◆ **WHAT YOU HAVE TO DO**
Extract the complete listing and repeat it word for word.

== TASK DATA

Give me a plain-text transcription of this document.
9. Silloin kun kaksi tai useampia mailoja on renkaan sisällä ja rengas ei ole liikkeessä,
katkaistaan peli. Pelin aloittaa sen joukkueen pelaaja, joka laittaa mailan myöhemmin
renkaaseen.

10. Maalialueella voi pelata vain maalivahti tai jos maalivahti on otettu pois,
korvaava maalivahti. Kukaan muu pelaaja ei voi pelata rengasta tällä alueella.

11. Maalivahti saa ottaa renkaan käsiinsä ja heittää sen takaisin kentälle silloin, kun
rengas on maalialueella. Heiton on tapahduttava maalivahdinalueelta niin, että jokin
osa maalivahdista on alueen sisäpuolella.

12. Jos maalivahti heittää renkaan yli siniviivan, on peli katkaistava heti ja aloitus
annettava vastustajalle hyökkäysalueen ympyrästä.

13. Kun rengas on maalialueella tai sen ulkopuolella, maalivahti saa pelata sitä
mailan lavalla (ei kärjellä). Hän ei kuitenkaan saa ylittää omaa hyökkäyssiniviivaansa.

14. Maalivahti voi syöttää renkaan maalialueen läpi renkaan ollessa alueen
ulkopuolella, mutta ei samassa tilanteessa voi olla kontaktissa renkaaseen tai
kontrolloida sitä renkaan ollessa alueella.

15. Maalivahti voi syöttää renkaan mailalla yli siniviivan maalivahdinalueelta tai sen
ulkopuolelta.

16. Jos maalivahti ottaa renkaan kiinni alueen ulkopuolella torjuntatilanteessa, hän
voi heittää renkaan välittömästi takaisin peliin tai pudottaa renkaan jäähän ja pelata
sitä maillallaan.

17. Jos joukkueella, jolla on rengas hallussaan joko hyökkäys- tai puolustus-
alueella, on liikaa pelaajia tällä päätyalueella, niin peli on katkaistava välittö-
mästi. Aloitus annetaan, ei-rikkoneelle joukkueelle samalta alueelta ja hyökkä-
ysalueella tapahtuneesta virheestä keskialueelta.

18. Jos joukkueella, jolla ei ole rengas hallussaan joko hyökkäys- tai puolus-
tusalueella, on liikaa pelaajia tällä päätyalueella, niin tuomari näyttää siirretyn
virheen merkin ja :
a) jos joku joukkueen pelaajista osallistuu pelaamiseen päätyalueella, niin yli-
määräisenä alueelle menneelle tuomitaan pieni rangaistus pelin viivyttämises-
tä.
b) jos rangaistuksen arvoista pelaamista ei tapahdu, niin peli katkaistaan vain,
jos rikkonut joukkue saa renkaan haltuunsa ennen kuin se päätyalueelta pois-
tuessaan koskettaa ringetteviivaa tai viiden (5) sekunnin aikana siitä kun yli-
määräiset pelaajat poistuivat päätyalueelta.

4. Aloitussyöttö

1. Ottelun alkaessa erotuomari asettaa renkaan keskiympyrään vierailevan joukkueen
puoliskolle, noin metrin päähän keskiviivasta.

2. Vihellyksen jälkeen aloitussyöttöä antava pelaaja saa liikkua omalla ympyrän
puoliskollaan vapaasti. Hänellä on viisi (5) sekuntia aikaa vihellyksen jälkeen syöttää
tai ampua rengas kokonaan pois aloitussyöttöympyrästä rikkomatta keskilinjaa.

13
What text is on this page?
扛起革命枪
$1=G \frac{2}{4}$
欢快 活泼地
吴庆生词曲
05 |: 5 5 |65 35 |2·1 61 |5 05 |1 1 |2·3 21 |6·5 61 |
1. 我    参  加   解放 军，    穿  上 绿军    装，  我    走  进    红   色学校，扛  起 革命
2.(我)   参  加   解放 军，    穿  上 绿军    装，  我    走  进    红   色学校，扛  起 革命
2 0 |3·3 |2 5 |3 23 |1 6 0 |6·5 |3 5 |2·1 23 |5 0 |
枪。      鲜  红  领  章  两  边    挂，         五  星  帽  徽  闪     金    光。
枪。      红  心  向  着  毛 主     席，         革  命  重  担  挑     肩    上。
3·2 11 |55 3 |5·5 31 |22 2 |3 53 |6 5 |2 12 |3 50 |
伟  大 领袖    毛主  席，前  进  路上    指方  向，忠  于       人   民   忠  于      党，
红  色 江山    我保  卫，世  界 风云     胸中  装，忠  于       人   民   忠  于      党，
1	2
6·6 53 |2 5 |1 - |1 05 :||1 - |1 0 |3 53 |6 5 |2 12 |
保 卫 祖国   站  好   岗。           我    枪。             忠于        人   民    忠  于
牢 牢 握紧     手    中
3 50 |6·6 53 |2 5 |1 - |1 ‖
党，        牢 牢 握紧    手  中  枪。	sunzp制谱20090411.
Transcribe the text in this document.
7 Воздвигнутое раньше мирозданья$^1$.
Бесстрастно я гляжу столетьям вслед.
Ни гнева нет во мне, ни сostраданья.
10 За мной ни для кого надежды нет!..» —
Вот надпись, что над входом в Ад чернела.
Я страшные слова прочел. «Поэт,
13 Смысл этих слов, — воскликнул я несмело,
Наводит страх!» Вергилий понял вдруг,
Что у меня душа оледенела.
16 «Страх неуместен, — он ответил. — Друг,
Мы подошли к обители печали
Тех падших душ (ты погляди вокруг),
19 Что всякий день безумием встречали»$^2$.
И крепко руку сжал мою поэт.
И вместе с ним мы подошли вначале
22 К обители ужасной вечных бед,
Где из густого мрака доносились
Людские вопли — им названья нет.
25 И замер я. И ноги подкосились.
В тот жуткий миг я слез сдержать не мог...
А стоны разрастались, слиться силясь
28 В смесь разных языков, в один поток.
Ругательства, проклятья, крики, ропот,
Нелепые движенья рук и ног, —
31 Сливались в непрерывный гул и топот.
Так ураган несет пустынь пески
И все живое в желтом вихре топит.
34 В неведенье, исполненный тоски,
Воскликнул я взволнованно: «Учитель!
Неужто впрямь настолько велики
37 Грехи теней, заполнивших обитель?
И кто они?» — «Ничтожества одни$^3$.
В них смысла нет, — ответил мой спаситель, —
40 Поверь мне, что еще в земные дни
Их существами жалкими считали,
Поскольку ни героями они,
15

====

◆ **TASK RESPONSE**
Give me a plain-text transcription of this document.
9. Silloin kun kaksi tai useampia mailoja on renkaan sisällä ja rengas ei ole liikkeessä,
katkaistaan peli. Pelin aloittaa sen joukkueen pelaaja, joka laittaa mailan myöhemmin
renkaaseen.

10. Maalialueella voi pelata vain maalivahti tai jos maalivahti on otettu pois,
korvaava maalivahti. Kukaan muu pelaaja ei voi pelata rengasta tällä alueella.

11. Maalivahti saa ottaa renkaan käsiinsä ja heittää sen takaisin kentälle silloin, kun
rengas on maalialueella. Heiton on tapahduttava maalivahdinalueelta niin, että jokin
osa maalivahdista on alueen sisäpuolella.

12. Jos maalivahti heittää renkaan yli siniviivan, on peli katkaistava heti ja aloitus
annettava vastustajalle hyökkäysalueen ympyrästä.

13. Kun rengas on maalialueella tai sen ulkopuolella, maalivahti saa pelata sitä
mailan lavalla (ei kärjellä). Hän ei kuitenkaan saa ylittää omaa hyökkäyssiniviivaansa.

14. Maalivahti voi syöttää renkaan maalialueen läpi renkaan ollessa alueen
ulkopuolella, mutta ei samassa tilanteessa voi olla kontaktissa renkaaseen tai
kontrolloida sitä renkaan ollessa alueella.

15. Maalivahti voi syöttää renkaan mailalla yli siniviivan maalivahdinalueelta tai sen
ulkopuolelta.

16. Jos maalivahti ottaa renkaan kiinni alueen ulkopuolella torjuntatilanteessa, hän
voi heittää renkaan välittömästi takaisin peliin tai pudottaa renkaan jäähän ja pelata
sitä maillallaan.

17. Jos joukkueella, jolla on rengas hallussaan joko hyökkäys- tai puolustus-
alueella, on liikaa pelaajia tällä päätyalueella, niin peli on katkaistava välittö-
mästi. Aloitus annetaan, ei-rikkoneelle joukkueelle samalta alueelta ja hyökkä-
ysalueella tapahtuneesta virheestä keskialueelta.

18. Jos joukkueella, jolla ei ole rengas hallussaan joko hyökkäys- tai puolus-
tusalueella, on liikaa pelaajia tällä päätyalueella, niin tuomari näyttää siirretyn
virheen merkin ja :
a) jos joku joukkueen pelaajista osallistuu pelaamiseen päätyalueella, niin yli-
määräisenä alueelle menneelle tuomitaan pieni rangaistus pelin viivyttämises-
tä.
b) jos rangaistuksen arvoista pelaamista ei tapahdu, niin peli katkaistaan vain,
jos rikkonut joukkue saa renkaan haltuunsa ennen kuin se päätyalueelta pois-
tuessaan koskettaa ringetteviivaa tai viiden (5) sekunnin aikana siitä kun yli-
määräiset pelaajat poistuivat päätyalueelta.

4. Aloitussyöttö

1. Ottelun alkaessa erotuomari asettaa renkaan keskiympyrään vierailevan joukkueen
puoliskolle, noin metrin päähän keskiviivasta.

2. Vihellyksen jälkeen aloitussyöttöä antava pelaaja saa liikkua omalla ympyrän
puoliskollaan vapaasti. Hänellä on viisi (5) sekuntia aikaa vihellyksen jälkeen syöttää
tai ampua rengas kokonaan pois aloitussyöttöympyrästä rikkomatta keskilinjaa.

13
What text is on this page?
扛起革命枪
$1=G \frac{2}{4}$
欢快 活泼地
吴庆生词曲
05 |: 5 5 |65 35 |2·1 61 |5 05 |1 1 |2·3 21 |6·5 61 |
1. 我    参  加   解放 军，    穿  上 绿军    装，  我    走  进    红   色学校，扛  起 革命
2.(我)   参  加   解放 军，    穿  上 绿军    装，  我    走  进    红   色学校，扛  起 革命
2 0 |3·3 |2 5 |3 23 |1 6 0 |6·5 |3 5 |2·1 23 |5 0 |
枪。      鲜  红  领  章  两  边    挂，         五  星  帽  徽  闪     金    光。
枪。      红  心  向  着  毛 主     席，         革  命  重  担  挑     肩    上。
3·2 11 |55 3 |5·5 31 |22 2 |3 53 |6 5 |2 12 |3 50 |
伟  大 领袖    毛主  席，前  进  路上    指方  向，忠  于       人   民   忠  于      党，
红  色 江山    我保  卫，世  界 风云     胸中  装，忠  于       人   民   忠  于      党，
1	2
6·6 53 |2 5 |1 - |1 05 :||1 - |1 0 |3 53 |6 5 |2 12 |
保 卫 祖国   站  好   岗。           我    枪。             忠于        人   民    忠  于
牢 牢 握紧     手    中
3 50 |6·6 53 |2 5 |1 - |1 ‖
党，        牢 牢 握紧    手  中  枪。	sunzp制谱20090411.
Transcribe the text in this document.
7 Воздвигнутое раньше мирозданья$^1$.
Бесстрастно я гляжу столетьям вслед.
Ни гнева нет во мне, ни сostраданья.
10 За мной ни для кого надежды нет!..» —
Вот надпись, что над входом в Ад чернела.
Я страшные слова прочел. «Поэт,
13 Смысл этих слов, — воскликнул я несмело,
Наводит страх!» Вергилий понял вдруг,
Что у меня душа оледенела.
16 «Страх неуместен, — он ответил. — Друг,
Мы подошли к обители печали
Тех падших душ (ты погляди вокруг),
19 Что всякий день безумием встречали»$^2$.
И крепко руку сжал мою поэт.
И вместе с ним мы подошли вначале
22 К обители ужасной вечных бед,
Где из густого мрака доносились
Людские вопли — им названья нет.
25 И замер я. И ноги подкосились.
В тот жуткий миг я слез сдержать не мог...
А стоны разрастались, слиться силясь
28 В смесь разных языков, в один поток.
Ругательства, проклятья, крики, ропот,
Нелепые движенья рук и ног, —
31 Сливались в непрерывный гул и топот.
Так ураган несет пустынь пески
И все живое в желтом вихре топит.
34 В неведенье, исполненный тоски,
Воскликнул я взволнованно: «Учитель!
Неужто впрямь настолько велики
37 Грехи теней, заполнивших обитель?
И кто они?» — «Ничтожества одни$^3$.
В них смысла нет, — ответил мой спаситель, —
40 Поверь мне, что еще в земные дни
Их существами жалкими считали,
Поскольку ни героями они,
15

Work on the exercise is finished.